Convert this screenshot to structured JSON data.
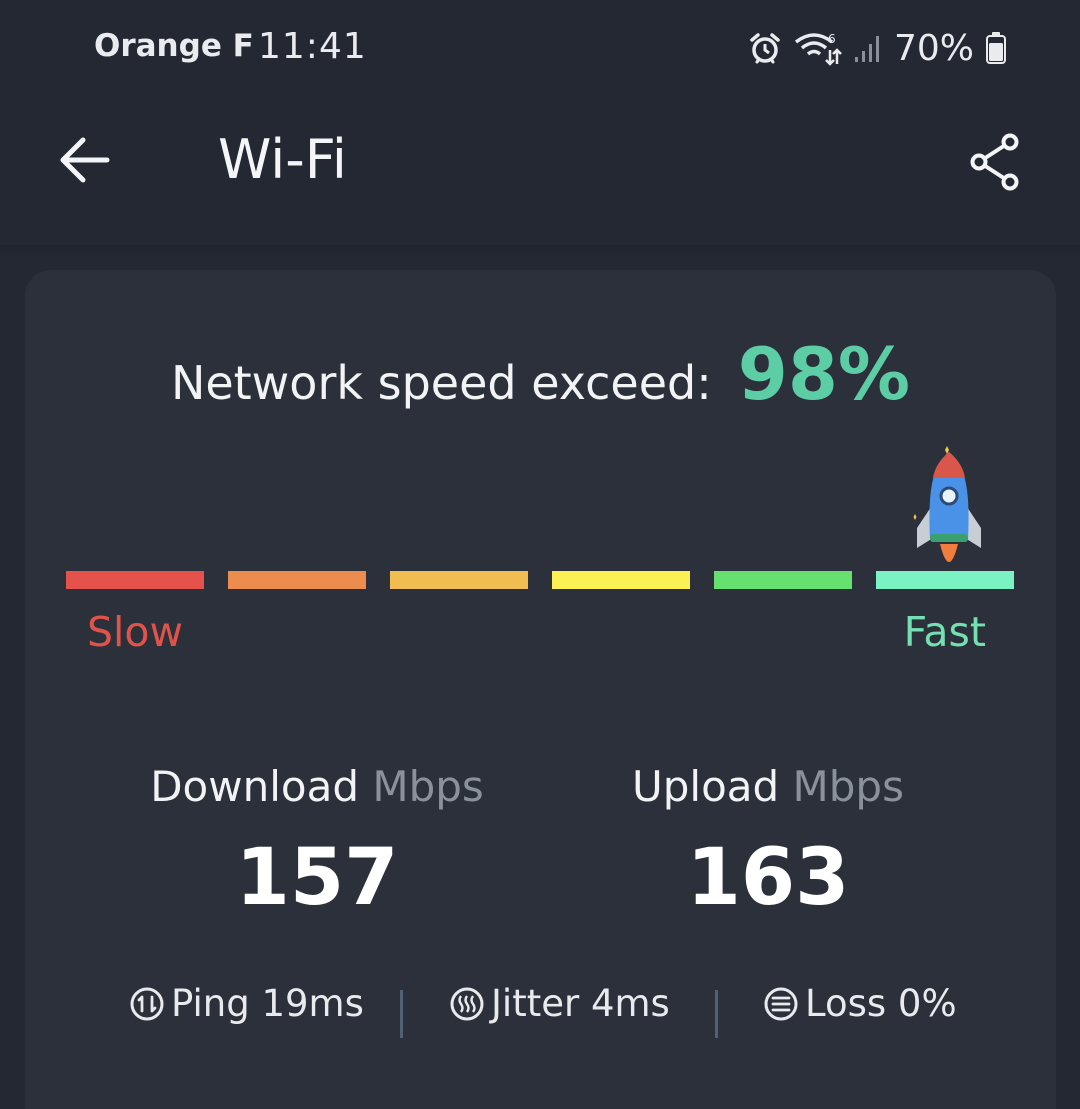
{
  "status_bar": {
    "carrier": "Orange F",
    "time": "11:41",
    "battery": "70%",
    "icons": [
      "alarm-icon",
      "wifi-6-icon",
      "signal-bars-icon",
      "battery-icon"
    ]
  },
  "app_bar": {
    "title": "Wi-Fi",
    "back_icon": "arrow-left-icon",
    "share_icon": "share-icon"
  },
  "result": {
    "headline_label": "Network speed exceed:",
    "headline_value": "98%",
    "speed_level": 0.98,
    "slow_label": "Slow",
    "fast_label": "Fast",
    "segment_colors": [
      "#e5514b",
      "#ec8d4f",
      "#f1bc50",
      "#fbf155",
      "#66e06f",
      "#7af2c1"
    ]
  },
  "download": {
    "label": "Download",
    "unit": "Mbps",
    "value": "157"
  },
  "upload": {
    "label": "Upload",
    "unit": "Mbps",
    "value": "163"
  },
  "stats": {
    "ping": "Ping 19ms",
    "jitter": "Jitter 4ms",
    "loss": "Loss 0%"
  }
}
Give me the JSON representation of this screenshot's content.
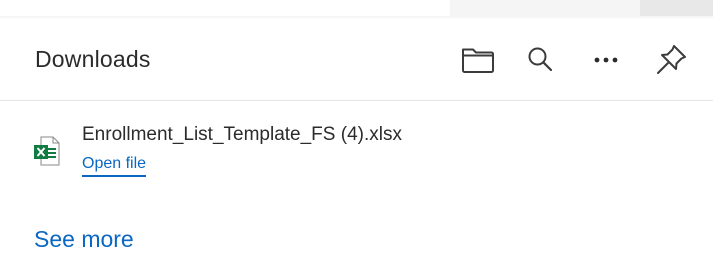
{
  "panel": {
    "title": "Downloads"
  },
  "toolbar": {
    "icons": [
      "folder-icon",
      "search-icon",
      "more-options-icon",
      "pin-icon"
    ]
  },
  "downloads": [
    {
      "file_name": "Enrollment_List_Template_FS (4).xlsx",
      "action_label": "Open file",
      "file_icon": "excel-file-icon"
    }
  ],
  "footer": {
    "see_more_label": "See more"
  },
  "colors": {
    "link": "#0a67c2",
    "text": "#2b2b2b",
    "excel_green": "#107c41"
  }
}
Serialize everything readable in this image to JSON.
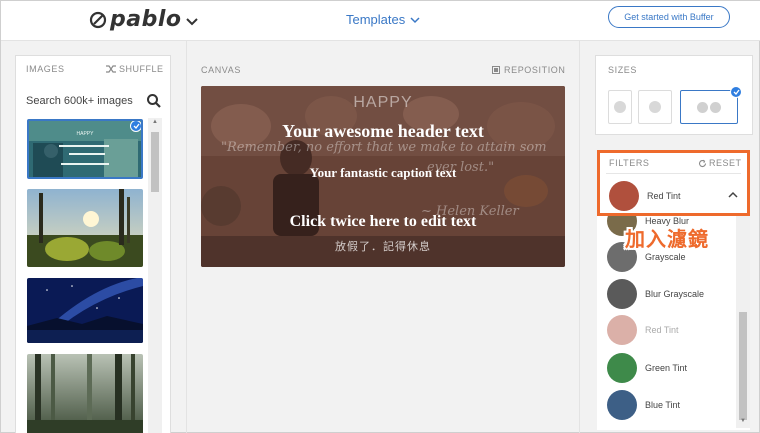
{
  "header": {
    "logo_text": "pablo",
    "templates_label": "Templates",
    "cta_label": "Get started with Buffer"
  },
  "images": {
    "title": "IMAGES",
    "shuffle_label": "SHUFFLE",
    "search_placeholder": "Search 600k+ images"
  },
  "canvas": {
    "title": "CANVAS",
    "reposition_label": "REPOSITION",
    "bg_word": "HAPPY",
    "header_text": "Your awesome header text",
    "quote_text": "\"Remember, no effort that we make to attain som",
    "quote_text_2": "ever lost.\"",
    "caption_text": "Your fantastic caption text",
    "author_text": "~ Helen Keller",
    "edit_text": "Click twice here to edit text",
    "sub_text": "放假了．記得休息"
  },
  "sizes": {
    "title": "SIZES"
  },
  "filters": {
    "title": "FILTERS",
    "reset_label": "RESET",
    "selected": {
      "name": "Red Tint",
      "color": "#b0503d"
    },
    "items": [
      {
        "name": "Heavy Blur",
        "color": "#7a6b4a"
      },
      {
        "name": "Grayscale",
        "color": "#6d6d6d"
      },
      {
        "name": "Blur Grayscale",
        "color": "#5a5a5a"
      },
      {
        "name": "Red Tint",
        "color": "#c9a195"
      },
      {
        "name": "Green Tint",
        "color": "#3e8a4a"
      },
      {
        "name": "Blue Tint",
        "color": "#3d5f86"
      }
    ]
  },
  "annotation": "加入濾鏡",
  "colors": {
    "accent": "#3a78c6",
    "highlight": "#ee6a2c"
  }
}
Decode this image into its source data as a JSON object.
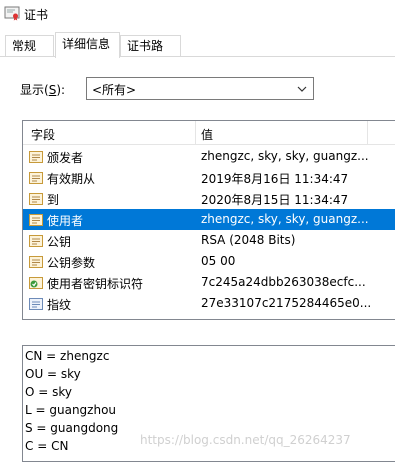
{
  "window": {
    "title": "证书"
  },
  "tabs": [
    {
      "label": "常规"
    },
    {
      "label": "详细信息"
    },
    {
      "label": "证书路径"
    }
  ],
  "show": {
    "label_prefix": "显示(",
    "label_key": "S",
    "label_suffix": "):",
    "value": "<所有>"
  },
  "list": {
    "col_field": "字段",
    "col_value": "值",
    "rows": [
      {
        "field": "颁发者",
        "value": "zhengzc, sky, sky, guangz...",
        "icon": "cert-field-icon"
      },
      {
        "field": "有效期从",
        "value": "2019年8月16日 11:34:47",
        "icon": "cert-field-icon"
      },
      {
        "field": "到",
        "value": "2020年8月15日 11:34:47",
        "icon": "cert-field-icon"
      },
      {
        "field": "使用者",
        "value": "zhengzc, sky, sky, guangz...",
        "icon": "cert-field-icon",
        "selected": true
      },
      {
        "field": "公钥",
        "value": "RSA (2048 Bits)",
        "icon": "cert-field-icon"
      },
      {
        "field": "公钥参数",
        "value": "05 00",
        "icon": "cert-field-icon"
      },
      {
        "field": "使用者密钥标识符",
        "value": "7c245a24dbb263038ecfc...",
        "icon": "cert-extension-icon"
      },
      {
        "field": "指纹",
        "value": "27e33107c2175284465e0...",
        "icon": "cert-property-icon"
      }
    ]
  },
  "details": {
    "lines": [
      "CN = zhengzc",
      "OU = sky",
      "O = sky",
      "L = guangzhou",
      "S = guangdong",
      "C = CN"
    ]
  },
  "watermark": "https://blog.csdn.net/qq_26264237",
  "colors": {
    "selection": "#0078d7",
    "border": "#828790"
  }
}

·····

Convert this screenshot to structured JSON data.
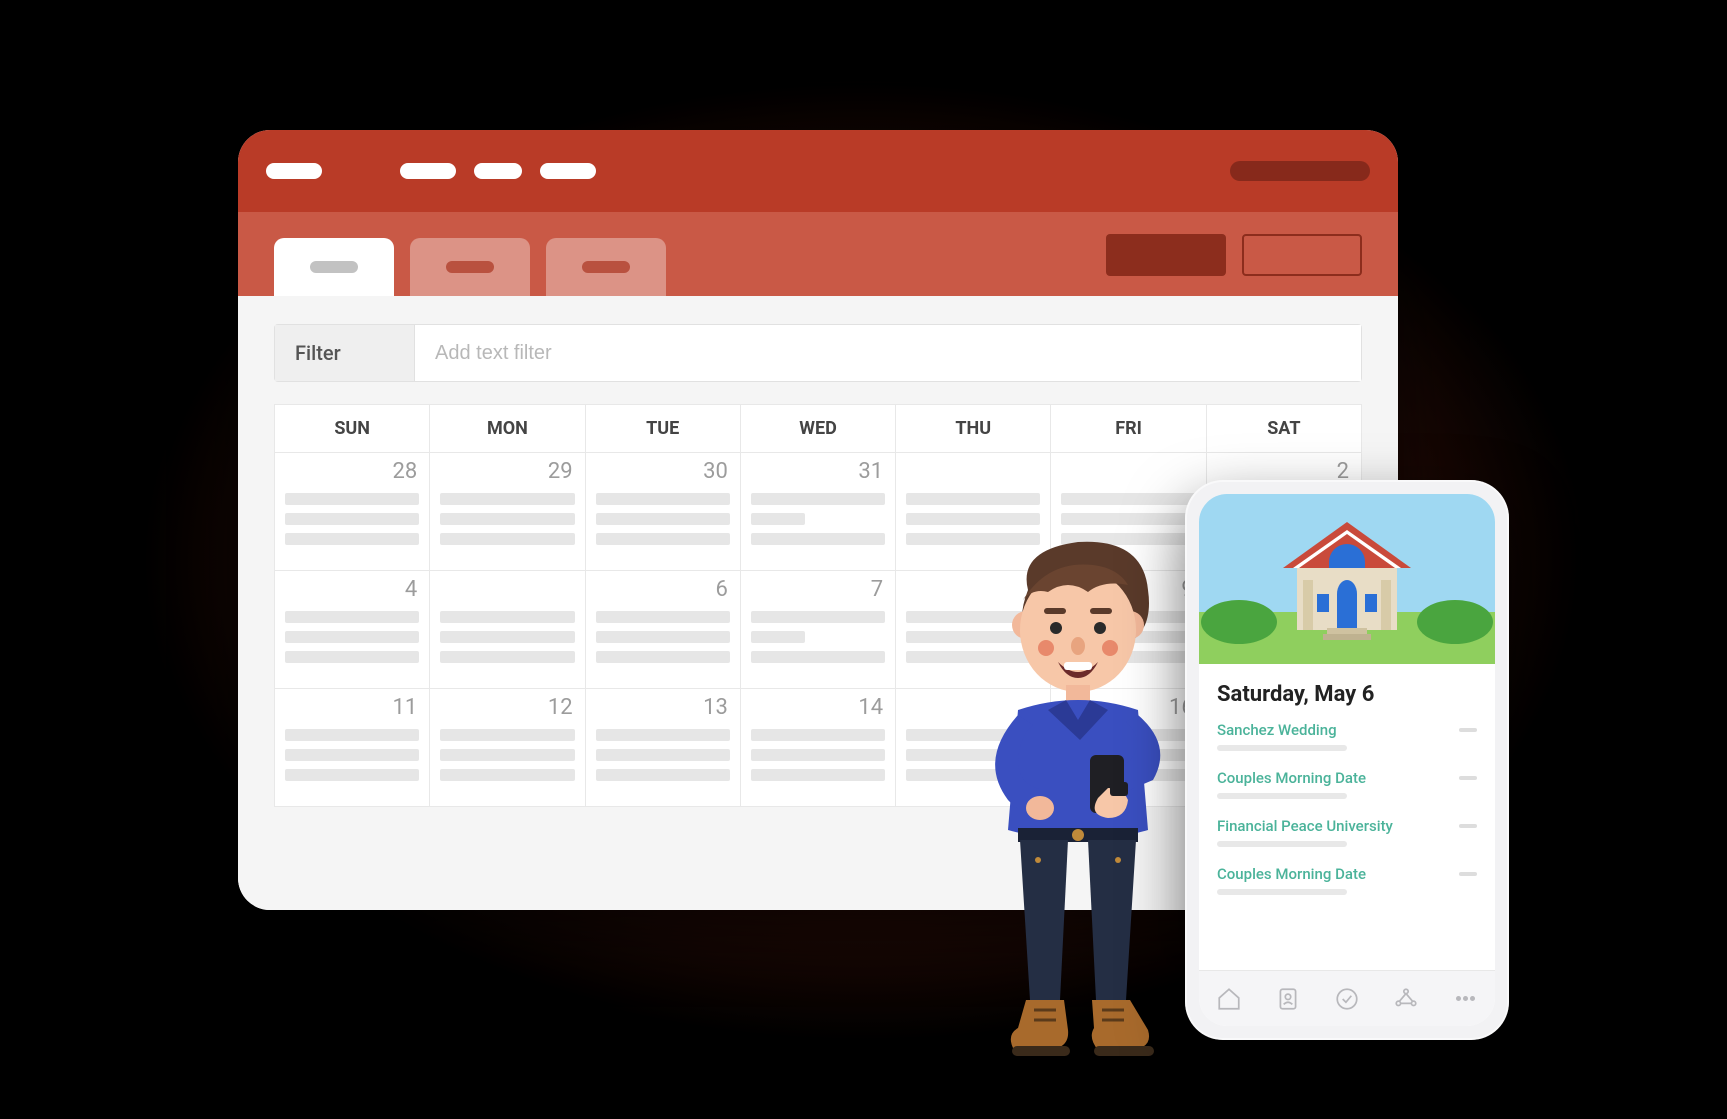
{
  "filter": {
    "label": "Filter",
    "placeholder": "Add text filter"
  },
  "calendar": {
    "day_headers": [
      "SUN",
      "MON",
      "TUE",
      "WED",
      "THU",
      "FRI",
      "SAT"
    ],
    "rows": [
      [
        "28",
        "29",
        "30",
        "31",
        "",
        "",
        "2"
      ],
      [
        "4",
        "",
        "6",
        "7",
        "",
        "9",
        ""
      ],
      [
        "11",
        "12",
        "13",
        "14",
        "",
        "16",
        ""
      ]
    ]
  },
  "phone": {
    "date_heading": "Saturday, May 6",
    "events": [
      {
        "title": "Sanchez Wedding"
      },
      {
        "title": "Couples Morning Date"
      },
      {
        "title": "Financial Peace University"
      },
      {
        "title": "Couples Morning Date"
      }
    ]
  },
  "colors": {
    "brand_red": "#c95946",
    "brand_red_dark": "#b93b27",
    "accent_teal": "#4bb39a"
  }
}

·····

» **Exercise description**: Pick out every line above that contains the word "Tint" and copy it.

» **Response**:
      "name": "Red Tint",
        "name": "Red Tint",
        "name": "Green Tint",
        "name": "Blue Tint",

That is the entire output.